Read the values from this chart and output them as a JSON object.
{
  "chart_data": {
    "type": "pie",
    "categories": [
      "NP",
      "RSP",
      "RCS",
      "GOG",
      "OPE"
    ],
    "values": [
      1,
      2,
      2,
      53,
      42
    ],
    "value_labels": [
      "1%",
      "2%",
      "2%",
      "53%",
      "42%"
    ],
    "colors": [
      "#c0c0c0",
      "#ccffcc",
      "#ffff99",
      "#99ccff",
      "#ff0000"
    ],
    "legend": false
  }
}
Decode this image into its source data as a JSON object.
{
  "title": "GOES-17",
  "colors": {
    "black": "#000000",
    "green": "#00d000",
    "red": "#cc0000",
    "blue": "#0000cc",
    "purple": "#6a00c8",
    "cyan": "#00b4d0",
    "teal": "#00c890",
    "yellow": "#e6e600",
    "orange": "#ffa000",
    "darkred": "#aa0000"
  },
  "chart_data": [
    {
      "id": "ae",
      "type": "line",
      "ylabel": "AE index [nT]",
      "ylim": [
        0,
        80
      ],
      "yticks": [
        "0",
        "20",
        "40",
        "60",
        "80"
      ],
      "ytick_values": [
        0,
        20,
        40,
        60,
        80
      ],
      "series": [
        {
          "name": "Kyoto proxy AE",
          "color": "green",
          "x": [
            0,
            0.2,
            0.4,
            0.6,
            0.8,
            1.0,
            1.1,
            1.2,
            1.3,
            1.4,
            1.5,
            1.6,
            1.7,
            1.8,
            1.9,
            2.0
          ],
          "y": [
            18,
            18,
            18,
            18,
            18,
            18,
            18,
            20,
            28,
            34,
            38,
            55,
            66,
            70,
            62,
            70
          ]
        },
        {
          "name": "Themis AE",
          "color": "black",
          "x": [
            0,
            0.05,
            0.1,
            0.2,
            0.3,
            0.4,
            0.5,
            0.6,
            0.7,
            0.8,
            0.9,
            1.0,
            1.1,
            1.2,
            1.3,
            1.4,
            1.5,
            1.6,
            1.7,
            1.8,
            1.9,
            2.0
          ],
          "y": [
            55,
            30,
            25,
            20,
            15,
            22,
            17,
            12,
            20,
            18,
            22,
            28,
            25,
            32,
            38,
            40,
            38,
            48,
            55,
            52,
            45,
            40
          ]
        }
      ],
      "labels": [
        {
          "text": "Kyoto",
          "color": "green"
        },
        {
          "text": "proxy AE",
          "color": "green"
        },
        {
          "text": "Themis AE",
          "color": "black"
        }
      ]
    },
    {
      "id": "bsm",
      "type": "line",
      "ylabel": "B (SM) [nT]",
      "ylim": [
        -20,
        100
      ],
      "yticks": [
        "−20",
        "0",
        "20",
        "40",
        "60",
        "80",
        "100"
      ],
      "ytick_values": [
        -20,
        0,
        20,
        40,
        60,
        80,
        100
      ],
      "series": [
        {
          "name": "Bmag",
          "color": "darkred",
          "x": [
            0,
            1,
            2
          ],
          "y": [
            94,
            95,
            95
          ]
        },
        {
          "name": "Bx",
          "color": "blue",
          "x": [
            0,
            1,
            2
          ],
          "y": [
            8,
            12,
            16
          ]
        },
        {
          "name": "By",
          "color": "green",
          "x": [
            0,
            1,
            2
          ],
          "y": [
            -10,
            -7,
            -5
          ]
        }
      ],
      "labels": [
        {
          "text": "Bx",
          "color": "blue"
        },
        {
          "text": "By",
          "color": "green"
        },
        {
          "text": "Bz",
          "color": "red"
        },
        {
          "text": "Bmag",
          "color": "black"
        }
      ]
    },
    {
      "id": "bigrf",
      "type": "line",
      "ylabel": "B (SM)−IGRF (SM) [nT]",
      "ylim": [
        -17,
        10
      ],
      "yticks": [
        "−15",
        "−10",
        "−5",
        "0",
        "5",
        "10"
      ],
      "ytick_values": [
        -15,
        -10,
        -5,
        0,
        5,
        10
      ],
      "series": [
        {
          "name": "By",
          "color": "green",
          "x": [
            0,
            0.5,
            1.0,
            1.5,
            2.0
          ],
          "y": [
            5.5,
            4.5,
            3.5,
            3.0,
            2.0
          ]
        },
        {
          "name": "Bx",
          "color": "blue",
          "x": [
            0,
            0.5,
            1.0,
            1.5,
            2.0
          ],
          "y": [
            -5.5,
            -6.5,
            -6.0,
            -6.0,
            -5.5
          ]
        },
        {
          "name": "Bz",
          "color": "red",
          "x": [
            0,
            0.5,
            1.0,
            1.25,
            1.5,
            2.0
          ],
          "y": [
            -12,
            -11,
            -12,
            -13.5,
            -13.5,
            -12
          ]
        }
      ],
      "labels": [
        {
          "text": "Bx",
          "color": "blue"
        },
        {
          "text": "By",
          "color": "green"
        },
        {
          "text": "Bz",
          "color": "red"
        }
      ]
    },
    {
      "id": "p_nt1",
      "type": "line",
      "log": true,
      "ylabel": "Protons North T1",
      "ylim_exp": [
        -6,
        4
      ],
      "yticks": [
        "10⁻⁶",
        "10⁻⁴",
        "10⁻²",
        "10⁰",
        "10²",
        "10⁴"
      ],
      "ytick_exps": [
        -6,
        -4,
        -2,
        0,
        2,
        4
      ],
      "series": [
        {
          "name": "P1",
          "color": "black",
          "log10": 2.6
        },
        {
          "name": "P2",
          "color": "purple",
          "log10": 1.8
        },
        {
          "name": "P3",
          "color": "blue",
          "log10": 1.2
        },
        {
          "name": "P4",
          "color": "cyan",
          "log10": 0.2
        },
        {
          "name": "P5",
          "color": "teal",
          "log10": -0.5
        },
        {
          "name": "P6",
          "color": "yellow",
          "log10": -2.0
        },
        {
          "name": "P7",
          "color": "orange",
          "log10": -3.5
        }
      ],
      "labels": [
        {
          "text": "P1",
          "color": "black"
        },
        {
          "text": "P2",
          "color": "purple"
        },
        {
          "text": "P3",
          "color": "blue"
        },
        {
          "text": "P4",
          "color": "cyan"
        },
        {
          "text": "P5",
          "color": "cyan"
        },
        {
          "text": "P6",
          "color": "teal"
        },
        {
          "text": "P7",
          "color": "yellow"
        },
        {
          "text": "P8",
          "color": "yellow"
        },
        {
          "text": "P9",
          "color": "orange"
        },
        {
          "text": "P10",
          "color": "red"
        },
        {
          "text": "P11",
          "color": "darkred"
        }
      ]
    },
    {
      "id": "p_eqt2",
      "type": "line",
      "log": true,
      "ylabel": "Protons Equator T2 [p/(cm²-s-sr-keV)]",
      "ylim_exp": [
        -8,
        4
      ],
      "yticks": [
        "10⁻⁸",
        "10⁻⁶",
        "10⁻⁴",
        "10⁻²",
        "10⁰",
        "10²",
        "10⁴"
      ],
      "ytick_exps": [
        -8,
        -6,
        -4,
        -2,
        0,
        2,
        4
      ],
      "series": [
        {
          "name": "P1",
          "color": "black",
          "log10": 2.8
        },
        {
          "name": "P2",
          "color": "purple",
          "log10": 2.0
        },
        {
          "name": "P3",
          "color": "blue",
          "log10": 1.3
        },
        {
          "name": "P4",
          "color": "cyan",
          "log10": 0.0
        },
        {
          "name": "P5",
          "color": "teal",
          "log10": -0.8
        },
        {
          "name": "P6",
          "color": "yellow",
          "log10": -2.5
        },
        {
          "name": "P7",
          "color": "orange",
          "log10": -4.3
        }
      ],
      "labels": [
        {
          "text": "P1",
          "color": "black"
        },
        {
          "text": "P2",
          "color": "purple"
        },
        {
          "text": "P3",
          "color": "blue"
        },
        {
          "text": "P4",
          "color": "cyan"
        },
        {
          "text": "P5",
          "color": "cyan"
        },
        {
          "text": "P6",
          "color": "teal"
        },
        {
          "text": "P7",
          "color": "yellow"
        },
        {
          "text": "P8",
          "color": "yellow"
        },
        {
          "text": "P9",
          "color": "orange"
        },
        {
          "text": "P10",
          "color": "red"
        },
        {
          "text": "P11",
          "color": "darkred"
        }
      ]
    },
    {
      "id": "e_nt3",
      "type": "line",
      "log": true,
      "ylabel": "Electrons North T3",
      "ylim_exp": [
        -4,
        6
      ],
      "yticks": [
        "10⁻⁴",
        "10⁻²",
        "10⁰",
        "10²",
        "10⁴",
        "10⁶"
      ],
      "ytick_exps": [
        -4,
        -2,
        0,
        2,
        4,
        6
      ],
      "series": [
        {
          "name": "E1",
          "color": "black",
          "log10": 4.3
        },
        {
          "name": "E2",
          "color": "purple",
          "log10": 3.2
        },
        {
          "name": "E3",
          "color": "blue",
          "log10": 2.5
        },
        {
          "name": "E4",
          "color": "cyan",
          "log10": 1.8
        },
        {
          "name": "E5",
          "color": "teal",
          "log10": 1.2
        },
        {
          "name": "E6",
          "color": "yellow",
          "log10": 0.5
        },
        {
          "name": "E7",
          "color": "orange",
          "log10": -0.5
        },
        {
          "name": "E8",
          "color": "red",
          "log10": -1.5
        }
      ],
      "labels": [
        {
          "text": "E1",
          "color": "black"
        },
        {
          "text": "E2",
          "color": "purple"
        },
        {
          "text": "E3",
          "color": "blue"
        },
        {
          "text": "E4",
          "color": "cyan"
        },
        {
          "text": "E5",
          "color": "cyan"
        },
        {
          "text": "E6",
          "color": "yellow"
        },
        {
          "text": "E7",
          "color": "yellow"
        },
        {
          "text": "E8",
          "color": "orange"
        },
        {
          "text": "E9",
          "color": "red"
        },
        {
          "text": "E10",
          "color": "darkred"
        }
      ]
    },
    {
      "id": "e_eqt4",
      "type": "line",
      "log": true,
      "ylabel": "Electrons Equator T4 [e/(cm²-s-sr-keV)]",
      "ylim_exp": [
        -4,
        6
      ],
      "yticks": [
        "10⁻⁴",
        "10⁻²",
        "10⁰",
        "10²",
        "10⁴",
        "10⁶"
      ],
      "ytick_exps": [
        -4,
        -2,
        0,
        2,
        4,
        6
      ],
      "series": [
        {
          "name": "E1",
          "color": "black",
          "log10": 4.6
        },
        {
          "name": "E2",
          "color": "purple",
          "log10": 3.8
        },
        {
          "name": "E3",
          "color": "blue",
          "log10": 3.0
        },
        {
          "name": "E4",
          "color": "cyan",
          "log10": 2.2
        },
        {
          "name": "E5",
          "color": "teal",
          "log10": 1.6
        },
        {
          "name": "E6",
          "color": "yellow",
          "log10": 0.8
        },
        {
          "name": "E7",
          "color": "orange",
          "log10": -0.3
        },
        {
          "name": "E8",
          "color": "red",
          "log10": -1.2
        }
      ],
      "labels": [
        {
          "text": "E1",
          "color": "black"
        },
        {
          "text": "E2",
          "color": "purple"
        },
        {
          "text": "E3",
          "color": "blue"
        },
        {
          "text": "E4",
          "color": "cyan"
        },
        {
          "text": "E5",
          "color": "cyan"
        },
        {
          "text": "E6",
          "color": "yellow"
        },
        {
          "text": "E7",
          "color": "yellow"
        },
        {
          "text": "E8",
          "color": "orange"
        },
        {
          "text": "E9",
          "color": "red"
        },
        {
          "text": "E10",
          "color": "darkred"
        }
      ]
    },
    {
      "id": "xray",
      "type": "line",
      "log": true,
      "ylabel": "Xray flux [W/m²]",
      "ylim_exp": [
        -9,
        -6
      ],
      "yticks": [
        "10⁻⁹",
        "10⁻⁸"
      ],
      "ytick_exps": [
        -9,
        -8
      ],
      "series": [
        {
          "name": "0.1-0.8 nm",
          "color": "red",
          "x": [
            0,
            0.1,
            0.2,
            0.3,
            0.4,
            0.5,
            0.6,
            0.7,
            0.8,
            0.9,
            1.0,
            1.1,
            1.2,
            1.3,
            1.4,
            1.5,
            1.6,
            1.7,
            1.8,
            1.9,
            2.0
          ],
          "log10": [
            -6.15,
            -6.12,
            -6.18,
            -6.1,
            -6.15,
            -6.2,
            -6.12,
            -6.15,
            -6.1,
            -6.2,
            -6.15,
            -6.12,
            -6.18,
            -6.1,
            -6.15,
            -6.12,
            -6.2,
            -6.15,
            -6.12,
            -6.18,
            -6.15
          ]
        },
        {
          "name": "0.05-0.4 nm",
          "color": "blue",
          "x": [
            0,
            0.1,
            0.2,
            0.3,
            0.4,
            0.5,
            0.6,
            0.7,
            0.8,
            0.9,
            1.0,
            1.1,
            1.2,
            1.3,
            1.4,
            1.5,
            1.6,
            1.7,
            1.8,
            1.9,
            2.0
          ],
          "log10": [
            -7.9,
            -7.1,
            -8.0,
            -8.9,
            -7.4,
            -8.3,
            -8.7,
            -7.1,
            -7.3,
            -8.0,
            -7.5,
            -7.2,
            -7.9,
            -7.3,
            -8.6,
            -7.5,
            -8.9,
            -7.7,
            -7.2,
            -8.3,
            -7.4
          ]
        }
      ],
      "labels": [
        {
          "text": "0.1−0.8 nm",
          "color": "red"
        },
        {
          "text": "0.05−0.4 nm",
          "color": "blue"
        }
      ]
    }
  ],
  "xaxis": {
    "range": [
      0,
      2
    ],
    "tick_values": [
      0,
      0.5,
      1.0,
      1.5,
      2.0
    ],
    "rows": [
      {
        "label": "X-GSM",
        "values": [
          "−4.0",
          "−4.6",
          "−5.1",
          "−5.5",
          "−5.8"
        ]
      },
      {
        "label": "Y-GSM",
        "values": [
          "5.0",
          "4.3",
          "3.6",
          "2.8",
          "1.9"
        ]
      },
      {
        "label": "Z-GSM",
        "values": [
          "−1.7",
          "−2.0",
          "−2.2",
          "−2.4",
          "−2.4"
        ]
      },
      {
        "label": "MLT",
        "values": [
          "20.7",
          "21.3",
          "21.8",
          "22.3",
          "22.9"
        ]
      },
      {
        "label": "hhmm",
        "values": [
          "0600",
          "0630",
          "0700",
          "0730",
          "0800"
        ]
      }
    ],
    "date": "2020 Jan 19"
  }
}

= = =

Find all the lines containing "North" in the material, then copy them.

      "ylabel": "Protons North T1",
      "ylabel": "Electrons North T3",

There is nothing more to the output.